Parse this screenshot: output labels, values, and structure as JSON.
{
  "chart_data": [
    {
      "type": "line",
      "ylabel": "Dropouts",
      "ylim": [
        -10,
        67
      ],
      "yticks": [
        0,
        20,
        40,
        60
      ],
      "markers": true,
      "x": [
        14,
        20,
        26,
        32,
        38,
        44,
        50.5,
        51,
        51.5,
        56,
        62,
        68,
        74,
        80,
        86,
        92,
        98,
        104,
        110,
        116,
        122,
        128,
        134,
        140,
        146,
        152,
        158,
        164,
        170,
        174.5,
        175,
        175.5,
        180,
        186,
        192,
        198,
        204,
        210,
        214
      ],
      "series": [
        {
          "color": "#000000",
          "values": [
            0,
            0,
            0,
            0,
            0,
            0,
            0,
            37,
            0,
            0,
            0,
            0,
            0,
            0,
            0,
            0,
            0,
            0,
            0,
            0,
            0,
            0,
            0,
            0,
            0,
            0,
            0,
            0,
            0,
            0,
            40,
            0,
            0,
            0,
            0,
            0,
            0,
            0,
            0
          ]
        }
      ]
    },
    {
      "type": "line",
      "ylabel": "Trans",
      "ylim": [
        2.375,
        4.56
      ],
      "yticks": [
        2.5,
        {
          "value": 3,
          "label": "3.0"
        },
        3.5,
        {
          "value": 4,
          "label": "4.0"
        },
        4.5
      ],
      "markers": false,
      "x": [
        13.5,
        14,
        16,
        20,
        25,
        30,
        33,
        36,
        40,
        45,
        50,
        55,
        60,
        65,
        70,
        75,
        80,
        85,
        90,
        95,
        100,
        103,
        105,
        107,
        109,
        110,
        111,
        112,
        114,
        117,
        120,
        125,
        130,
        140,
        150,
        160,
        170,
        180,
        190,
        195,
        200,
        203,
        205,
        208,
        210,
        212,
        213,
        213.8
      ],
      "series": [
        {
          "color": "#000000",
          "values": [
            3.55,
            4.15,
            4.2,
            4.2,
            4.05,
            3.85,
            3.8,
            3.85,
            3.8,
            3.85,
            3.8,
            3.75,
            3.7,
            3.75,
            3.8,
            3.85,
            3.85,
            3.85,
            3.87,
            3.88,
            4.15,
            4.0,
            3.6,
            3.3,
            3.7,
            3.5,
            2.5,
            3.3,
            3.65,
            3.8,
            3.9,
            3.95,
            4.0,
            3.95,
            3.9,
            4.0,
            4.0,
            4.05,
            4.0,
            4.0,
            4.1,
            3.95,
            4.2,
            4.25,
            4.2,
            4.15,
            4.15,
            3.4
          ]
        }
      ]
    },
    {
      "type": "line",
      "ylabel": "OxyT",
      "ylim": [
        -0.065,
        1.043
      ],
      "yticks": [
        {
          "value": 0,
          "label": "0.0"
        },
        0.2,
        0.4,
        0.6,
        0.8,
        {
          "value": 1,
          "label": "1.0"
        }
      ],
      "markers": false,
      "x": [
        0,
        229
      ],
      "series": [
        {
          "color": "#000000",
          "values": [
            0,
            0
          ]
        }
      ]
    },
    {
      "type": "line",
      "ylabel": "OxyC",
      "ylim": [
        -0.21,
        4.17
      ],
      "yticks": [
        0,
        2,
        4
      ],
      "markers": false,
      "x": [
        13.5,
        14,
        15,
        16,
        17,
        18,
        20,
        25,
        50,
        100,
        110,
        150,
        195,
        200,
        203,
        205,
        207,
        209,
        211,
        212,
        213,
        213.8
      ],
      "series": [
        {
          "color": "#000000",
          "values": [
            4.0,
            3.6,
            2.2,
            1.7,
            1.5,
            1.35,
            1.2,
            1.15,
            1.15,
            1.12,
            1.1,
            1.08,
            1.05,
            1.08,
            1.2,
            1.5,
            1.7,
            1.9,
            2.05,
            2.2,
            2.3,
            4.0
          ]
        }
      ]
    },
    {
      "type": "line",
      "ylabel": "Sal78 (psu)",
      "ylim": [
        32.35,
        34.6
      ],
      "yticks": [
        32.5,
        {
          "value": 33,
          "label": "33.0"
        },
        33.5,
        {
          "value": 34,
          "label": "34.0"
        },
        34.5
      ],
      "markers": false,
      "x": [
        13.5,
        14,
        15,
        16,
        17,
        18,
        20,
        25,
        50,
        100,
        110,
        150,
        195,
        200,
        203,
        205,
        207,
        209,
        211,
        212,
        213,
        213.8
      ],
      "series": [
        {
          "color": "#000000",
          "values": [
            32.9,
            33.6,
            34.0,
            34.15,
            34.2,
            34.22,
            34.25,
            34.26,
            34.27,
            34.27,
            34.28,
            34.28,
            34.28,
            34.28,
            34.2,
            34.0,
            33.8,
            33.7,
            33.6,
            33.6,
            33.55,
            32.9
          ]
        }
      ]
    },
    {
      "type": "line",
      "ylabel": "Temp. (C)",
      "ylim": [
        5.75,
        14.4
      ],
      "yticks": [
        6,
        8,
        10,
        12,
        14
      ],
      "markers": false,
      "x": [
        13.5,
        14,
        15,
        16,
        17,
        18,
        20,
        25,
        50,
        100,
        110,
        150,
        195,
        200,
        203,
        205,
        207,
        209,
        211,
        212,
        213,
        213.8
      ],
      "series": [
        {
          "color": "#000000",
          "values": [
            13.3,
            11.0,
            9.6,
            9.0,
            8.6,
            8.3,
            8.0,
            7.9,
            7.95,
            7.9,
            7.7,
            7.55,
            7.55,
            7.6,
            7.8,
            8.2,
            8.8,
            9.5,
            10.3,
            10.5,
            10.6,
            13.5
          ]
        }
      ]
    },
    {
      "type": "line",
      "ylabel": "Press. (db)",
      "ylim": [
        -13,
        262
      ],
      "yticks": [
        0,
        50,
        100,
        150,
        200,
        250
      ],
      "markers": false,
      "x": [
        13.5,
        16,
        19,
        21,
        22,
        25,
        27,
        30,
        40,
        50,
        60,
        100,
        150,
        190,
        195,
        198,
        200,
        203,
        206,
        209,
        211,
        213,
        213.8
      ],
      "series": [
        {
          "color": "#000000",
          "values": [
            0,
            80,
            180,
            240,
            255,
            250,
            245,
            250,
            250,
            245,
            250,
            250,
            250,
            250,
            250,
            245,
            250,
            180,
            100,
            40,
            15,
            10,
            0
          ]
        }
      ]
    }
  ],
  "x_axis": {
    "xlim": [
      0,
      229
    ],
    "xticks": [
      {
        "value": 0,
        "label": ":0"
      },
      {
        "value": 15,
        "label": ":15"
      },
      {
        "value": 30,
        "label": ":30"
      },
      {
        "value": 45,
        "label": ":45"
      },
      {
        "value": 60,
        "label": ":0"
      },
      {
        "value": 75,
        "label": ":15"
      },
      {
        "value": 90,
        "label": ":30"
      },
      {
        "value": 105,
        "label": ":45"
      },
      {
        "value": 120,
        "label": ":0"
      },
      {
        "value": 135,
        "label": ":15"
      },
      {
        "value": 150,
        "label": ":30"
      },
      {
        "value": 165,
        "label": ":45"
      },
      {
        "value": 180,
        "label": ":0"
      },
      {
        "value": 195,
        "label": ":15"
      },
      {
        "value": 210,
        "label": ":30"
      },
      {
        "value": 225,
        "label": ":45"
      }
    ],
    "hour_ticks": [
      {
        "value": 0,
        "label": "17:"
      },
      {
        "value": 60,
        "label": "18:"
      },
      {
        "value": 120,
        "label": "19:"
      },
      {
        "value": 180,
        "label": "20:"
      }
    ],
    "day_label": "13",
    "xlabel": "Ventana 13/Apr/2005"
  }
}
########################################
Exercise prompt = Transcribe all of the entries without altering anything.

Result of this exercise =
Parse this screenshot: output labels, values, and structure as JSON.
{
  "chart_data": [
    {
      "type": "line",
      "ylabel": "Dropouts",
      "ylim": [
        -10,
        67
      ],
      "yticks": [
        0,
        20,
        40,
        60
      ],
      "markers": true,
      "x": [
        14,
        20,
        26,
        32,
        38,
        44,
        50.5,
        51,
        51.5,
        56,
        62,
        68,
        74,
        80,
        86,
        92,
        98,
        104,
        110,
        116,
        122,
        128,
        134,
        140,
        146,
        152,
        158,
        164,
        170,
        174.5,
        175,
        175.5,
        180,
        186,
        192,
        198,
        204,
        210,
        214
      ],
      "series": [
        {
          "color": "#000000",
          "values": [
            0,
            0,
            0,
            0,
            0,
            0,
            0,
            37,
            0,
            0,
            0,
            0,
            0,
            0,
            0,
            0,
            0,
            0,
            0,
            0,
            0,
            0,
            0,
            0,
            0,
            0,
            0,
            0,
            0,
            0,
            40,
            0,
            0,
            0,
            0,
            0,
            0,
            0,
            0
          ]
        }
      ]
    },
    {
      "type": "line",
      "ylabel": "Trans",
      "ylim": [
        2.375,
        4.56
      ],
      "yticks": [
        2.5,
        {
          "value": 3,
          "label": "3.0"
        },
        3.5,
        {
          "value": 4,
          "label": "4.0"
        },
        4.5
      ],
      "markers": false,
      "x": [
        13.5,
        14,
        16,
        20,
        25,
        30,
        33,
        36,
        40,
        45,
        50,
        55,
        60,
        65,
        70,
        75,
        80,
        85,
        90,
        95,
        100,
        103,
        105,
        107,
        109,
        110,
        111,
        112,
        114,
        117,
        120,
        125,
        130,
        140,
        150,
        160,
        170,
        180,
        190,
        195,
        200,
        203,
        205,
        208,
        210,
        212,
        213,
        213.8
      ],
      "series": [
        {
          "color": "#000000",
          "values": [
            3.55,
            4.15,
            4.2,
            4.2,
            4.05,
            3.85,
            3.8,
            3.85,
            3.8,
            3.85,
            3.8,
            3.75,
            3.7,
            3.75,
            3.8,
            3.85,
            3.85,
            3.85,
            3.87,
            3.88,
            4.15,
            4.0,
            3.6,
            3.3,
            3.7,
            3.5,
            2.5,
            3.3,
            3.65,
            3.8,
            3.9,
            3.95,
            4.0,
            3.95,
            3.9,
            4.0,
            4.0,
            4.05,
            4.0,
            4.0,
            4.1,
            3.95,
            4.2,
            4.25,
            4.2,
            4.15,
            4.15,
            3.4
          ]
        }
      ]
    },
    {
      "type": "line",
      "ylabel": "OxyT",
      "ylim": [
        -0.065,
        1.043
      ],
      "yticks": [
        {
          "value": 0,
          "label": "0.0"
        },
        0.2,
        0.4,
        0.6,
        0.8,
        {
          "value": 1,
          "label": "1.0"
        }
      ],
      "markers": false,
      "x": [
        0,
        229
      ],
      "series": [
        {
          "color": "#000000",
          "values": [
            0,
            0
          ]
        }
      ]
    },
    {
      "type": "line",
      "ylabel": "OxyC",
      "ylim": [
        -0.21,
        4.17
      ],
      "yticks": [
        0,
        2,
        4
      ],
      "markers": false,
      "x": [
        13.5,
        14,
        15,
        16,
        17,
        18,
        20,
        25,
        50,
        100,
        110,
        150,
        195,
        200,
        203,
        205,
        207,
        209,
        211,
        212,
        213,
        213.8
      ],
      "series": [
        {
          "color": "#000000",
          "values": [
            4.0,
            3.6,
            2.2,
            1.7,
            1.5,
            1.35,
            1.2,
            1.15,
            1.15,
            1.12,
            1.1,
            1.08,
            1.05,
            1.08,
            1.2,
            1.5,
            1.7,
            1.9,
            2.05,
            2.2,
            2.3,
            4.0
          ]
        }
      ]
    },
    {
      "type": "line",
      "ylabel": "Sal78 (psu)",
      "ylim": [
        32.35,
        34.6
      ],
      "yticks": [
        32.5,
        {
          "value": 33,
          "label": "33.0"
        },
        33.5,
        {
          "value": 34,
          "label": "34.0"
        },
        34.5
      ],
      "markers": false,
      "x": [
        13.5,
        14,
        15,
        16,
        17,
        18,
        20,
        25,
        50,
        100,
        110,
        150,
        195,
        200,
        203,
        205,
        207,
        209,
        211,
        212,
        213,
        213.8
      ],
      "series": [
        {
          "color": "#000000",
          "values": [
            32.9,
            33.6,
            34.0,
            34.15,
            34.2,
            34.22,
            34.25,
            34.26,
            34.27,
            34.27,
            34.28,
            34.28,
            34.28,
            34.28,
            34.2,
            34.0,
            33.8,
            33.7,
            33.6,
            33.6,
            33.55,
            32.9
          ]
        }
      ]
    },
    {
      "type": "line",
      "ylabel": "Temp. (C)",
      "ylim": [
        5.75,
        14.4
      ],
      "yticks": [
        6,
        8,
        10,
        12,
        14
      ],
      "markers": false,
      "x": [
        13.5,
        14,
        15,
        16,
        17,
        18,
        20,
        25,
        50,
        100,
        110,
        150,
        195,
        200,
        203,
        205,
        207,
        209,
        211,
        212,
        213,
        213.8
      ],
      "series": [
        {
          "color": "#000000",
          "values": [
            13.3,
            11.0,
            9.6,
            9.0,
            8.6,
            8.3,
            8.0,
            7.9,
            7.95,
            7.9,
            7.7,
            7.55,
            7.55,
            7.6,
            7.8,
            8.2,
            8.8,
            9.5,
            10.3,
            10.5,
            10.6,
            13.5
          ]
        }
      ]
    },
    {
      "type": "line",
      "ylabel": "Press. (db)",
      "ylim": [
        -13,
        262
      ],
      "yticks": [
        0,
        50,
        100,
        150,
        200,
        250
      ],
      "markers": false,
      "x": [
        13.5,
        16,
        19,
        21,
        22,
        25,
        27,
        30,
        40,
        50,
        60,
        100,
        150,
        190,
        195,
        198,
        200,
        203,
        206,
        209,
        211,
        213,
        213.8
      ],
      "series": [
        {
          "color": "#000000",
          "values": [
            0,
            80,
            180,
            240,
            255,
            250,
            245,
            250,
            250,
            245,
            250,
            250,
            250,
            250,
            250,
            245,
            250,
            180,
            100,
            40,
            15,
            10,
            0
          ]
        }
      ]
    }
  ],
  "x_axis": {
    "xlim": [
      0,
      229
    ],
    "xticks": [
      {
        "value": 0,
        "label": ":0"
      },
      {
        "value": 15,
        "label": ":15"
      },
      {
        "value": 30,
        "label": ":30"
      },
      {
        "value": 45,
        "label": ":45"
      },
      {
        "value": 60,
        "label": ":0"
      },
      {
        "value": 75,
        "label": ":15"
      },
      {
        "value": 90,
        "label": ":30"
      },
      {
        "value": 105,
        "label": ":45"
      },
      {
        "value": 120,
        "label": ":0"
      },
      {
        "value": 135,
        "label": ":15"
      },
      {
        "value": 150,
        "label": ":30"
      },
      {
        "value": 165,
        "label": ":45"
      },
      {
        "value": 180,
        "label": ":0"
      },
      {
        "value": 195,
        "label": ":15"
      },
      {
        "value": 210,
        "label": ":30"
      },
      {
        "value": 225,
        "label": ":45"
      }
    ],
    "hour_ticks": [
      {
        "value": 0,
        "label": "17:"
      },
      {
        "value": 60,
        "label": "18:"
      },
      {
        "value": 120,
        "label": "19:"
      },
      {
        "value": 180,
        "label": "20:"
      }
    ],
    "day_label": "13",
    "xlabel": "Ventana 13/Apr/2005"
  }
}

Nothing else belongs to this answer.